◆ Selected excerpt ◆
begin

Leeds Conservatoire (formerly known as The Leeds Music Centre, the City of Leeds College of Music, and Leeds College of Music) is a higher education music conservatoire based in the Quarry Hill district of Leeds, England. It was founded in 1965 by Joseph Stones.

Aside from its education provision, which also includes short courses and programmes for adults and school-age musicians, Leeds Conservatoire hosts a seasonal programme of concerts, largely in its 350-seat auditorium 'The Venue'. In 2011, Leeds Conservatoire was awarded All-Steinway School status, becoming the only conservatoire in England to have 90% of its pianos from the Steinway family.

Leeds Conservatoire became a wholly owned subsidiary of Leeds City College in August 2011, and is now a member of the Luminate Education Group. In 2018, the conservatoire regained its status as a Higher Education Institution.

== Organisation ==

=== Affiliations ===
Leeds Conservatoire is partnered with Berklee College of Music as part of the Berklee International Network. Leeds Conservatoire is also a member of Conservatoires UK and partner of the European Association of Conservatoires.

end

◆ Challenge 1 ◆
Answer these questions from the text about Leeds Conservatoire:
(a) In what year was it founded, and by whom?
(b) How many seats does its auditorium 'The Venue' have?
(c) Which college is it partnered with as part of the Berklee International Network?
The text and the entries are unrelated, separate material.

◆ Records for the task ◆
begin

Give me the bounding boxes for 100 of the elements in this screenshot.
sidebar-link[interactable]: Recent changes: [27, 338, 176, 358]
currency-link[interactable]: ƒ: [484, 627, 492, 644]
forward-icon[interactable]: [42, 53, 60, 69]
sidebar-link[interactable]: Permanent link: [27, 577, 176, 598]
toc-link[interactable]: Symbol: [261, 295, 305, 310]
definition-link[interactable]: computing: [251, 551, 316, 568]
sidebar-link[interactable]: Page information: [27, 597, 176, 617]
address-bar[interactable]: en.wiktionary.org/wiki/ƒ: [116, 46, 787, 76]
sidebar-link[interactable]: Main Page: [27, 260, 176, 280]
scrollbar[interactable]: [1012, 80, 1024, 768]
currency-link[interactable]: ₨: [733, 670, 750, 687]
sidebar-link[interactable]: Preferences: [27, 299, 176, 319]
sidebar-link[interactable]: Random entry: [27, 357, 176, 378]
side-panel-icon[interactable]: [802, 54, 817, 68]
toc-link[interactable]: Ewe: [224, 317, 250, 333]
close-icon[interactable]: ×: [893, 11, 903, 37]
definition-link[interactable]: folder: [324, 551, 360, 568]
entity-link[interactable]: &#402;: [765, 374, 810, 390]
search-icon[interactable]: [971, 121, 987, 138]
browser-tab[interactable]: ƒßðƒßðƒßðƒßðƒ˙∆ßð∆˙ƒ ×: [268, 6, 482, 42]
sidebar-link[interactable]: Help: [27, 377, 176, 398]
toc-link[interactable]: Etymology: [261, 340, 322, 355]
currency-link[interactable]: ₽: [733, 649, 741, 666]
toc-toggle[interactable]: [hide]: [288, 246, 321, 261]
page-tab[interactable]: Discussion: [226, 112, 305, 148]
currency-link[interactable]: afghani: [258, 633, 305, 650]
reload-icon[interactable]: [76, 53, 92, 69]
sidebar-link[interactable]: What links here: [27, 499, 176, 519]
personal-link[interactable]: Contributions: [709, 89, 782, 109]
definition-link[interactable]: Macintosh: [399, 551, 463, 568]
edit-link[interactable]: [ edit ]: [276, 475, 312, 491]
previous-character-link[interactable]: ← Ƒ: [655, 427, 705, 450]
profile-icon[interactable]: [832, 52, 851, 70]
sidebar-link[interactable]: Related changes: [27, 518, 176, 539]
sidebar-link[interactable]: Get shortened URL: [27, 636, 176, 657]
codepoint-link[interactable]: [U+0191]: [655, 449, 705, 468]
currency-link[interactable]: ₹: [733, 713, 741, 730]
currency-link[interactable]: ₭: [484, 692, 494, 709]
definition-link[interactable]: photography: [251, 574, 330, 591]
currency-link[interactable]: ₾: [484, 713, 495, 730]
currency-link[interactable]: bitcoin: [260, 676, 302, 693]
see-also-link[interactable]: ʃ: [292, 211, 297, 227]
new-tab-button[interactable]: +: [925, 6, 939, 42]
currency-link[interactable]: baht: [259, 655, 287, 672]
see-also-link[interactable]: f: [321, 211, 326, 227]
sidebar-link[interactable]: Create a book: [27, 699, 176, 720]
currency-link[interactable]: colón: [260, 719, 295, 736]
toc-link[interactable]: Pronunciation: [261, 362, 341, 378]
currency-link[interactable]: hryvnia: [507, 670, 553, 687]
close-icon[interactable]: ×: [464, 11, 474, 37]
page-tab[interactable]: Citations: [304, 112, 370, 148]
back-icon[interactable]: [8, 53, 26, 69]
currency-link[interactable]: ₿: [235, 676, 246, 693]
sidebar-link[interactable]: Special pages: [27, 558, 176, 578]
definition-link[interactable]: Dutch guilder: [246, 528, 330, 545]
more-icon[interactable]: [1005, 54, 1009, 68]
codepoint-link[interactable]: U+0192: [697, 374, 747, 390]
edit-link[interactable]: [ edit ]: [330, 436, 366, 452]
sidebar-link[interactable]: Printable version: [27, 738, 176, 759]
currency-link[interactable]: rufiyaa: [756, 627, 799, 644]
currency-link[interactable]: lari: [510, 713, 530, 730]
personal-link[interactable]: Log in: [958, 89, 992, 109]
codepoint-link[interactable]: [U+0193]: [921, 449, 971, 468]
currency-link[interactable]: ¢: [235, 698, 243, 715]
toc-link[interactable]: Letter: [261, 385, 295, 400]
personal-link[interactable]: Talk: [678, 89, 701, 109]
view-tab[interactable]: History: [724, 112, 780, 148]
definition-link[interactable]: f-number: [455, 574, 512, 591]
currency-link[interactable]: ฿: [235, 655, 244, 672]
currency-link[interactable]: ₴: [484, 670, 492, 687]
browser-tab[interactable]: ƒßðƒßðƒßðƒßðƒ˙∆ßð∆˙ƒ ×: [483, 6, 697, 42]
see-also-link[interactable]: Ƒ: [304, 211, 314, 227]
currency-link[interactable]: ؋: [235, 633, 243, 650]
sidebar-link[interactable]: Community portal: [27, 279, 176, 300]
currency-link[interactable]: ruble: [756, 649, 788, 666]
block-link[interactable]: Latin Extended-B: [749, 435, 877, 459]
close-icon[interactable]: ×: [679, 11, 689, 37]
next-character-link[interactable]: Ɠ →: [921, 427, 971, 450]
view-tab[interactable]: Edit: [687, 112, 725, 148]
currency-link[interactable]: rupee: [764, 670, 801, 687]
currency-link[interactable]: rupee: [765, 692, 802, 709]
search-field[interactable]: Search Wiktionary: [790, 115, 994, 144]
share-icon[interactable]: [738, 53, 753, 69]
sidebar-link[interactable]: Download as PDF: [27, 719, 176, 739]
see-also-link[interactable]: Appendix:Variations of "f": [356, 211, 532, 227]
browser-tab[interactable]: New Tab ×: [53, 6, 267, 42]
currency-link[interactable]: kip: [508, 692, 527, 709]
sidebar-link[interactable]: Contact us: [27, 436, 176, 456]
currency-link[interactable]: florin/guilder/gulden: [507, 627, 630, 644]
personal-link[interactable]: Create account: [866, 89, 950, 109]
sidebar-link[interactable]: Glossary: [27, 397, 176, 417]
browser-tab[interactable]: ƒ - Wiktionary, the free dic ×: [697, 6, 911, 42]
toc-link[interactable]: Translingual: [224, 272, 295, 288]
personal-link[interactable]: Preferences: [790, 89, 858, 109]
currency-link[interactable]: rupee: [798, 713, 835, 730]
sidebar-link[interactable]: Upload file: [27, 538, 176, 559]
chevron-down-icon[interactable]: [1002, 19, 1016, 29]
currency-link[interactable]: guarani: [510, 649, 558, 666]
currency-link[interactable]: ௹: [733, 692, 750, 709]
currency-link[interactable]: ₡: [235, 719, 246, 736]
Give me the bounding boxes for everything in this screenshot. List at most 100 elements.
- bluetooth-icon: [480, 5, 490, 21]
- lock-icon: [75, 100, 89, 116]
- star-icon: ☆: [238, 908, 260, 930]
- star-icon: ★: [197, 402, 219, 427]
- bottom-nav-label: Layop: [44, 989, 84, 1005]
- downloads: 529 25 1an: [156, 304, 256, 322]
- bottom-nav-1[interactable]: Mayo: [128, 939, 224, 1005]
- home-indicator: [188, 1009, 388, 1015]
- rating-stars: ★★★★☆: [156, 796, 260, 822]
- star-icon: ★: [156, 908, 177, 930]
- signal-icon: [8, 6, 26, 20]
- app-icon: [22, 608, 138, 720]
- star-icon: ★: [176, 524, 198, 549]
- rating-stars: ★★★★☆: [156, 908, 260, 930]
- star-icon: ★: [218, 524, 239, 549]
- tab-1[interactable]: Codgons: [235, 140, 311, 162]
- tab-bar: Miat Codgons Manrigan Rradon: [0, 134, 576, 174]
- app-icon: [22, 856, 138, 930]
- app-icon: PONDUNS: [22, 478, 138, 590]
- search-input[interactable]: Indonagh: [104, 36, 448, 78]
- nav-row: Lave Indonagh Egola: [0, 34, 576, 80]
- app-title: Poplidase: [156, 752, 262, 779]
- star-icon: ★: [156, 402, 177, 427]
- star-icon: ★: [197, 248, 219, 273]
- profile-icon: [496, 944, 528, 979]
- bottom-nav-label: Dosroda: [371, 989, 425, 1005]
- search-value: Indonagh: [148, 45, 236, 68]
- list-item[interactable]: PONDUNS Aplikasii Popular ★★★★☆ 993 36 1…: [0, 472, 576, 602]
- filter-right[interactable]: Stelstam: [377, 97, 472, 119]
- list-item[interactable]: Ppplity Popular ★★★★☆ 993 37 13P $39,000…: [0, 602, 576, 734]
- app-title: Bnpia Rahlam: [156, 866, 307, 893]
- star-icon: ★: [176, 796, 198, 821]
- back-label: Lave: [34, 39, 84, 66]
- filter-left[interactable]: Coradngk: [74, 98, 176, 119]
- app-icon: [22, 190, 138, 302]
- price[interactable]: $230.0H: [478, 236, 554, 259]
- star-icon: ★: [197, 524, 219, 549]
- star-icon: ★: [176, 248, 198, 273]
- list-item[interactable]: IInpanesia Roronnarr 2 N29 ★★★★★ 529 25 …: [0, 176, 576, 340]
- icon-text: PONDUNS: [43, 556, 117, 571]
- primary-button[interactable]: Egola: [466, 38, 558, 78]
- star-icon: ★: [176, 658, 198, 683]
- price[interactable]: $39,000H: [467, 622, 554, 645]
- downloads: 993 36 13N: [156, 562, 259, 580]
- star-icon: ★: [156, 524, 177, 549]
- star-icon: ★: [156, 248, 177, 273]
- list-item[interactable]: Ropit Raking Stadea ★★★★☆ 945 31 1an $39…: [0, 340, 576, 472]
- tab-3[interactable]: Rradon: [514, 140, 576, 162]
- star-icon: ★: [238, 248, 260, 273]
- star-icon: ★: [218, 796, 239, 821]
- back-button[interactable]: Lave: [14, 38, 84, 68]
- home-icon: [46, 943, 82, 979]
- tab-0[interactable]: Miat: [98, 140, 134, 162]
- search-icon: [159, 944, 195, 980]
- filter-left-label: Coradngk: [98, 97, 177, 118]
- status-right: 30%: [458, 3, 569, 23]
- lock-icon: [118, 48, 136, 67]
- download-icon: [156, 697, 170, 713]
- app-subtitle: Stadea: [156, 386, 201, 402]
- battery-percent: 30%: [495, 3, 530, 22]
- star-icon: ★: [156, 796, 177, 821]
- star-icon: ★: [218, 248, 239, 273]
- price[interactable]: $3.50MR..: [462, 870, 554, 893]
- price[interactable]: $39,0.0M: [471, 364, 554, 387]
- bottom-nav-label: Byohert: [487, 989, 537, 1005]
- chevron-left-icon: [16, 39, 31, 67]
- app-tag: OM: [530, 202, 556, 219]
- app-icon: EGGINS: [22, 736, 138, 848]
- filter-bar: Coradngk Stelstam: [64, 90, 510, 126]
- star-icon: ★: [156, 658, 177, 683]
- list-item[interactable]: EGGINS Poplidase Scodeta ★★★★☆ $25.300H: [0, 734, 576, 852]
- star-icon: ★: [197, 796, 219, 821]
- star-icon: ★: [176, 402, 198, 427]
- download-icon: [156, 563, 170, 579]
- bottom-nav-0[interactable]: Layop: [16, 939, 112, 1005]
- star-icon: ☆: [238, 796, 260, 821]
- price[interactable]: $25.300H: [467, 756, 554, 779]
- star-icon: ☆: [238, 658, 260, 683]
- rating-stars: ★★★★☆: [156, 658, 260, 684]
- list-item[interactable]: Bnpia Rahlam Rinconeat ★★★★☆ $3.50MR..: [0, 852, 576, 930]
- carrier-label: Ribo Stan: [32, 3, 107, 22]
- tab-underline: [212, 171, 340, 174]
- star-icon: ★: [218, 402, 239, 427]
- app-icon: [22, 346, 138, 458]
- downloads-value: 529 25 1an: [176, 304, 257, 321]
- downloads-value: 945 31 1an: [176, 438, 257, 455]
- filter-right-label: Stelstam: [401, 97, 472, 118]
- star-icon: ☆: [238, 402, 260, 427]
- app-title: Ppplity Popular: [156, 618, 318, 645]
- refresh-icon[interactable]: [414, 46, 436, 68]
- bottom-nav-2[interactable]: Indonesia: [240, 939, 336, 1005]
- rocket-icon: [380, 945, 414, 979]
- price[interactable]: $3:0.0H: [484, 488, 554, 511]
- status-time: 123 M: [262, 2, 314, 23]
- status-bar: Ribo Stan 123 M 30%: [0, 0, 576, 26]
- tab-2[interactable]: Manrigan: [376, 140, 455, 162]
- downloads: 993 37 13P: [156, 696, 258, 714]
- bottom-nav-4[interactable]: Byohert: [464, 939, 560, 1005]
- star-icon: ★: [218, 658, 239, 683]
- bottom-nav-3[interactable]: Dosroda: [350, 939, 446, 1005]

end

◆ Challenge 2 ◆
Put the lines of the entries, starting at the first line of the entries and ending at the line containing "597, 176, 617]", into a JSON list of strings, one string per line.

◆ Written answer 1 ◆
(a) 1965, by Joseph Stones.
(b) 350 seats.
(c) Berklee College of Music.

◆ Written answer 2 ◆
[
  "Give me the bounding boxes for 100 of the elements in this screenshot.",
  "sidebar-link[interactable]: Recent changes: [27, 338, 176, 358]",
  "currency-link[interactable]: ƒ: [484, 627, 492, 644]",
  "forward-icon[interactable]: [42, 53, 60, 69]",
  "sidebar-link[interactable]: Permanent link: [27, 577, 176, 598]",
  "toc-link[interactable]: Symbol: [261, 295, 305, 310]",
  "definition-link[interactable]: computing: [251, 551, 316, 568]",
  "sidebar-link[interactable]: Page information: [27, 597, 176, 617]"
]